— Directive —
Copy the lines that follow, keeping every character the same.

================================

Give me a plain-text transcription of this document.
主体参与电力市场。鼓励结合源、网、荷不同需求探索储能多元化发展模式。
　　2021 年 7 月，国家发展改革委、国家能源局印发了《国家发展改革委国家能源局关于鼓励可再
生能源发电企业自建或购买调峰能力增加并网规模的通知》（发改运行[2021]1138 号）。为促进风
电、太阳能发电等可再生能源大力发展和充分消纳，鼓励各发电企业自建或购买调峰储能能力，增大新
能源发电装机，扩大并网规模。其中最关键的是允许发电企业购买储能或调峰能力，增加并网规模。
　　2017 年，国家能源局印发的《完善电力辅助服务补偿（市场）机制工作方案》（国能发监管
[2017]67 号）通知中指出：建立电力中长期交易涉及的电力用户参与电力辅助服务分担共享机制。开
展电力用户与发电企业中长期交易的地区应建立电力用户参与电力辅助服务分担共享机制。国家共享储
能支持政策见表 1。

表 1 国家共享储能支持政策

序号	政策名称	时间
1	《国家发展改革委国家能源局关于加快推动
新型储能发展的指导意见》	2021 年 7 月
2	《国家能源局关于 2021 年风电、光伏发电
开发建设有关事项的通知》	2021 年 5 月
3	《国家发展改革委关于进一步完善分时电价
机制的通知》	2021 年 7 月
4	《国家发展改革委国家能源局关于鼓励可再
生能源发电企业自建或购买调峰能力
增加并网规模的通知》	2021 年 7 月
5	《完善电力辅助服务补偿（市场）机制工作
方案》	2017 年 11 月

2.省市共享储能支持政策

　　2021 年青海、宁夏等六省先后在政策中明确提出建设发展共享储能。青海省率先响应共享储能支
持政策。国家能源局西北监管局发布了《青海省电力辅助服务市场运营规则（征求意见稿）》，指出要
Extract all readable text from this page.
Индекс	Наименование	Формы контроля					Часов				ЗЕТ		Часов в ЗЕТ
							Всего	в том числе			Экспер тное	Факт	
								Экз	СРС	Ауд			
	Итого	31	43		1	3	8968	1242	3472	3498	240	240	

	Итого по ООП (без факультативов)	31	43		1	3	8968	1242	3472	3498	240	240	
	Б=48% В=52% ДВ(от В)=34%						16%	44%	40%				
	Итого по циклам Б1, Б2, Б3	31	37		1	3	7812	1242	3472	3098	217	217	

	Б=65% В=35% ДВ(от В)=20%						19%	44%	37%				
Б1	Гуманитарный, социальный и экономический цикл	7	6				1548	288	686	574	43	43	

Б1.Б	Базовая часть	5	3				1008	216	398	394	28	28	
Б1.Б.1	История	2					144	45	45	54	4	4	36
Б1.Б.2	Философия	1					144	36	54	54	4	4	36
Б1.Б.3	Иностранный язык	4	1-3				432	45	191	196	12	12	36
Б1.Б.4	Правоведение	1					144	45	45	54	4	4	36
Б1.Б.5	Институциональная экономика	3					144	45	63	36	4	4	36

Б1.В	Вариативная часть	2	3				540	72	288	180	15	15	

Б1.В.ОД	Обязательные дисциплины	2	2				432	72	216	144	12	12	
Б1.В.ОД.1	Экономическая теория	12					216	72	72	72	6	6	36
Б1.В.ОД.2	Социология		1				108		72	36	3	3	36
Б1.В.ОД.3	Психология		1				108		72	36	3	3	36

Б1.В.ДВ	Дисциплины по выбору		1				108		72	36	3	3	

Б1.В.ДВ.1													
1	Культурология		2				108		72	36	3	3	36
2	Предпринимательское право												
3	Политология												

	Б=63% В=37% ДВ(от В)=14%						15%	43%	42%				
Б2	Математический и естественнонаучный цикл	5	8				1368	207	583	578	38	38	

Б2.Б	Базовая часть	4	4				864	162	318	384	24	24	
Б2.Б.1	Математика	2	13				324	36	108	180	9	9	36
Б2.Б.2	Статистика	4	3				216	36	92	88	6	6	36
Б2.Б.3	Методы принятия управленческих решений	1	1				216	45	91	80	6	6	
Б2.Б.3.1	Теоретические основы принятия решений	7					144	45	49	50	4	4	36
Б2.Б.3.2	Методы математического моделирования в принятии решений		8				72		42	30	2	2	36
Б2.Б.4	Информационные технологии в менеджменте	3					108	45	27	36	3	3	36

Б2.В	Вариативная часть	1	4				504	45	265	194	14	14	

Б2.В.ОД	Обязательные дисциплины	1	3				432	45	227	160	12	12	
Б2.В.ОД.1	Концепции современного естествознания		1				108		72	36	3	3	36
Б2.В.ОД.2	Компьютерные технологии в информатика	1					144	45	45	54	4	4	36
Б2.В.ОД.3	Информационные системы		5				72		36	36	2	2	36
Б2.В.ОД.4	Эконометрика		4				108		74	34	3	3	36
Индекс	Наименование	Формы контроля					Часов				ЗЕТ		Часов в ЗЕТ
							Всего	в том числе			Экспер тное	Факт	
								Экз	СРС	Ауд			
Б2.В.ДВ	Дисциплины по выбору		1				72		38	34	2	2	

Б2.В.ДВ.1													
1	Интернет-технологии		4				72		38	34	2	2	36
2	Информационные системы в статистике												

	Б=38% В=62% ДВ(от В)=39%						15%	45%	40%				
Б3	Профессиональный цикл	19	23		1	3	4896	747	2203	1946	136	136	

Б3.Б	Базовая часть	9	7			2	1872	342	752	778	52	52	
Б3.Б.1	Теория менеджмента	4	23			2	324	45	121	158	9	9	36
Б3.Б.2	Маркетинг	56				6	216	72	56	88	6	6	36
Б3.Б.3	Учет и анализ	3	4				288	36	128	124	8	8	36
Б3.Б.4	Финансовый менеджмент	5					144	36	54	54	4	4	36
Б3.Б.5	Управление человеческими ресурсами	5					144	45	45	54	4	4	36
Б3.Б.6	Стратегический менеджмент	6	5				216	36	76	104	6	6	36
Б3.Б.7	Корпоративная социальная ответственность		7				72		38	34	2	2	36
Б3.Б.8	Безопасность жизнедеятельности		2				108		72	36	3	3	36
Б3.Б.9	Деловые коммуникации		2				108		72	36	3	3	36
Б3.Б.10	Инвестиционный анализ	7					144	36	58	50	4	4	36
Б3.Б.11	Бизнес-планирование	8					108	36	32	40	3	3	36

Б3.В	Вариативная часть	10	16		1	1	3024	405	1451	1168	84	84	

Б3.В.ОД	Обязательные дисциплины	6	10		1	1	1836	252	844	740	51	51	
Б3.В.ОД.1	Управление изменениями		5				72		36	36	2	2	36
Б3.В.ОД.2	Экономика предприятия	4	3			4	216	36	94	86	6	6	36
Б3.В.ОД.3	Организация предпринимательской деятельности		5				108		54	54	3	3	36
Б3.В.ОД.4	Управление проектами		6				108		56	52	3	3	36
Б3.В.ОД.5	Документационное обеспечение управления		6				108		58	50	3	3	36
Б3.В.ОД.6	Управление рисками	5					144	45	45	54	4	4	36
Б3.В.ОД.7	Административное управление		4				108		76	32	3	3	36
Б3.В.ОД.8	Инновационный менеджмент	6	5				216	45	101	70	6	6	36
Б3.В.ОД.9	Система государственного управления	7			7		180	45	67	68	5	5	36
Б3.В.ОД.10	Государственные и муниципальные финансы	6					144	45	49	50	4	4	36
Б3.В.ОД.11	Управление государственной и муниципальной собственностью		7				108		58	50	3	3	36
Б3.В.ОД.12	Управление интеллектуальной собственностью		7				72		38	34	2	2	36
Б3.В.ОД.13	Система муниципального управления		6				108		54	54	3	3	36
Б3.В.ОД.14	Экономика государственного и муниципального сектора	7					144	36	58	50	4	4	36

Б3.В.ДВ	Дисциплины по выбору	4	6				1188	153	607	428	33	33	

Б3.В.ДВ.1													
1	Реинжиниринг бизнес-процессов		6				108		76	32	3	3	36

================================

— Full response —
Give me a plain-text transcription of this document.
主体参与电力市场。鼓励结合源、网、荷不同需求探索储能多元化发展模式。
　　2021 年 7 月，国家发展改革委、国家能源局印发了《国家发展改革委国家能源局关于鼓励可再
生能源发电企业自建或购买调峰能力增加并网规模的通知》（发改运行[2021]1138 号）。为促进风
电、太阳能发电等可再生能源大力发展和充分消纳，鼓励各发电企业自建或购买调峰储能能力，增大新
能源发电装机，扩大并网规模。其中最关键的是允许发电企业购买储能或调峰能力，增加并网规模。
　　2017 年，国家能源局印发的《完善电力辅助服务补偿（市场）机制工作方案》（国能发监管
[2017]67 号）通知中指出：建立电力中长期交易涉及的电力用户参与电力辅助服务分担共享机制。开
展电力用户与发电企业中长期交易的地区应建立电力用户参与电力辅助服务分担共享机制。国家共享储
能支持政策见表 1。

表 1 国家共享储能支持政策

序号	政策名称	时间
1	《国家发展改革委国家能源局关于加快推动
新型储能发展的指导意见》	2021 年 7 月
2	《国家能源局关于 2021 年风电、光伏发电
开发建设有关事项的通知》	2021 年 5 月
3	《国家发展改革委关于进一步完善分时电价
机制的通知》	2021 年 7 月
4	《国家发展改革委国家能源局关于鼓励可再
生能源发电企业自建或购买调峰能力
增加并网规模的通知》	2021 年 7 月
5	《完善电力辅助服务补偿（市场）机制工作
方案》	2017 年 11 月

2.省市共享储能支持政策

　　2021 年青海、宁夏等六省先后在政策中明确提出建设发展共享储能。青海省率先响应共享储能支
持政策。国家能源局西北监管局发布了《青海省电力辅助服务市场运营规则（征求意见稿）》，指出要
Extract all readable text from this page.
Индекс	Наименование	Формы контроля					Часов				ЗЕТ		Часов в ЗЕТ
							Всего	в том числе			Экспер тное	Факт	
								Экз	СРС	Ауд			
	Итого	31	43		1	3	8968	1242	3472	3498	240	240	

	Итого по ООП (без факультативов)	31	43		1	3	8968	1242	3472	3498	240	240	
	Б=48% В=52% ДВ(от В)=34%						16%	44%	40%				
	Итого по циклам Б1, Б2, Б3	31	37		1	3	7812	1242	3472	3098	217	217	

	Б=65% В=35% ДВ(от В)=20%						19%	44%	37%				
Б1	Гуманитарный, социальный и экономический цикл	7	6				1548	288	686	574	43	43	

Б1.Б	Базовая часть	5	3				1008	216	398	394	28	28	
Б1.Б.1	История	2					144	45	45	54	4	4	36
Б1.Б.2	Философия	1					144	36	54	54	4	4	36
Б1.Б.3	Иностранный язык	4	1-3				432	45	191	196	12	12	36
Б1.Б.4	Правоведение	1					144	45	45	54	4	4	36
Б1.Б.5	Институциональная экономика	3					144	45	63	36	4	4	36

Б1.В	Вариативная часть	2	3				540	72	288	180	15	15	

Б1.В.ОД	Обязательные дисциплины	2	2				432	72	216	144	12	12	
Б1.В.ОД.1	Экономическая теория	12					216	72	72	72	6	6	36
Б1.В.ОД.2	Социология		1				108		72	36	3	3	36
Б1.В.ОД.3	Психология		1				108		72	36	3	3	36

Б1.В.ДВ	Дисциплины по выбору		1				108		72	36	3	3	

Б1.В.ДВ.1													
1	Культурология		2				108		72	36	3	3	36
2	Предпринимательское право												
3	Политология												

	Б=63% В=37% ДВ(от В)=14%						15%	43%	42%				
Б2	Математический и естественнонаучный цикл	5	8				1368	207	583	578	38	38	

Б2.Б	Базовая часть	4	4				864	162	318	384	24	24	
Б2.Б.1	Математика	2	13				324	36	108	180	9	9	36
Б2.Б.2	Статистика	4	3				216	36	92	88	6	6	36
Б2.Б.3	Методы принятия управленческих решений	1	1				216	45	91	80	6	6	
Б2.Б.3.1	Теоретические основы принятия решений	7					144	45	49	50	4	4	36
Б2.Б.3.2	Методы математического моделирования в принятии решений		8				72		42	30	2	2	36
Б2.Б.4	Информационные технологии в менеджменте	3					108	45	27	36	3	3	36

Б2.В	Вариативная часть	1	4				504	45	265	194	14	14	

Б2.В.ОД	Обязательные дисциплины	1	3				432	45	227	160	12	12	
Б2.В.ОД.1	Концепции современного естествознания		1				108		72	36	3	3	36
Б2.В.ОД.2	Компьютерные технологии в информатика	1					144	45	45	54	4	4	36
Б2.В.ОД.3	Информационные системы		5				72		36	36	2	2	36
Б2.В.ОД.4	Эконометрика		4				108		74	34	3	3	36
Индекс	Наименование	Формы контроля					Часов				ЗЕТ		Часов в ЗЕТ
							Всего	в том числе			Экспер тное	Факт	
								Экз	СРС	Ауд			
Б2.В.ДВ	Дисциплины по выбору		1				72		38	34	2	2	

Б2.В.ДВ.1													
1	Интернет-технологии		4				72		38	34	2	2	36
2	Информационные системы в статистике												

	Б=38% В=62% ДВ(от В)=39%						15%	45%	40%				
Б3	Профессиональный цикл	19	23		1	3	4896	747	2203	1946	136	136	

Б3.Б	Базовая часть	9	7			2	1872	342	752	778	52	52	
Б3.Б.1	Теория менеджмента	4	23			2	324	45	121	158	9	9	36
Б3.Б.2	Маркетинг	56				6	216	72	56	88	6	6	36
Б3.Б.3	Учет и анализ	3	4				288	36	128	124	8	8	36
Б3.Б.4	Финансовый менеджмент	5					144	36	54	54	4	4	36
Б3.Б.5	Управление человеческими ресурсами	5					144	45	45	54	4	4	36
Б3.Б.6	Стратегический менеджмент	6	5				216	36	76	104	6	6	36
Б3.Б.7	Корпоративная социальная ответственность		7				72		38	34	2	2	36
Б3.Б.8	Безопасность жизнедеятельности		2				108		72	36	3	3	36
Б3.Б.9	Деловые коммуникации		2				108		72	36	3	3	36
Б3.Б.10	Инвестиционный анализ	7					144	36	58	50	4	4	36
Б3.Б.11	Бизнес-планирование	8					108	36	32	40	3	3	36

Б3.В	Вариативная часть	10	16		1	1	3024	405	1451	1168	84	84	

Б3.В.ОД	Обязательные дисциплины	6	10		1	1	1836	252	844	740	51	51	
Б3.В.ОД.1	Управление изменениями		5				72		36	36	2	2	36
Б3.В.ОД.2	Экономика предприятия	4	3			4	216	36	94	86	6	6	36
Б3.В.ОД.3	Организация предпринимательской деятельности		5				108		54	54	3	3	36
Б3.В.ОД.4	Управление проектами		6				108		56	52	3	3	36
Б3.В.ОД.5	Документационное обеспечение управления		6				108		58	50	3	3	36
Б3.В.ОД.6	Управление рисками	5					144	45	45	54	4	4	36
Б3.В.ОД.7	Административное управление		4				108		76	32	3	3	36
Б3.В.ОД.8	Инновационный менеджмент	6	5				216	45	101	70	6	6	36
Б3.В.ОД.9	Система государственного управления	7			7		180	45	67	68	5	5	36
Б3.В.ОД.10	Государственные и муниципальные финансы	6					144	45	49	50	4	4	36
Б3.В.ОД.11	Управление государственной и муниципальной собственностью		7				108		58	50	3	3	36
Б3.В.ОД.12	Управление интеллектуальной собственностью		7				72		38	34	2	2	36
Б3.В.ОД.13	Система муниципального управления		6				108		54	54	3	3	36
Б3.В.ОД.14	Экономика государственного и муниципального сектора	7					144	36	58	50	4	4	36

Б3.В.ДВ	Дисциплины по выбору	4	6				1188	153	607	428	33	33	

Б3.В.ДВ.1													
1	Реинжиниринг бизнес-процессов		6				108		76	32	3	3	36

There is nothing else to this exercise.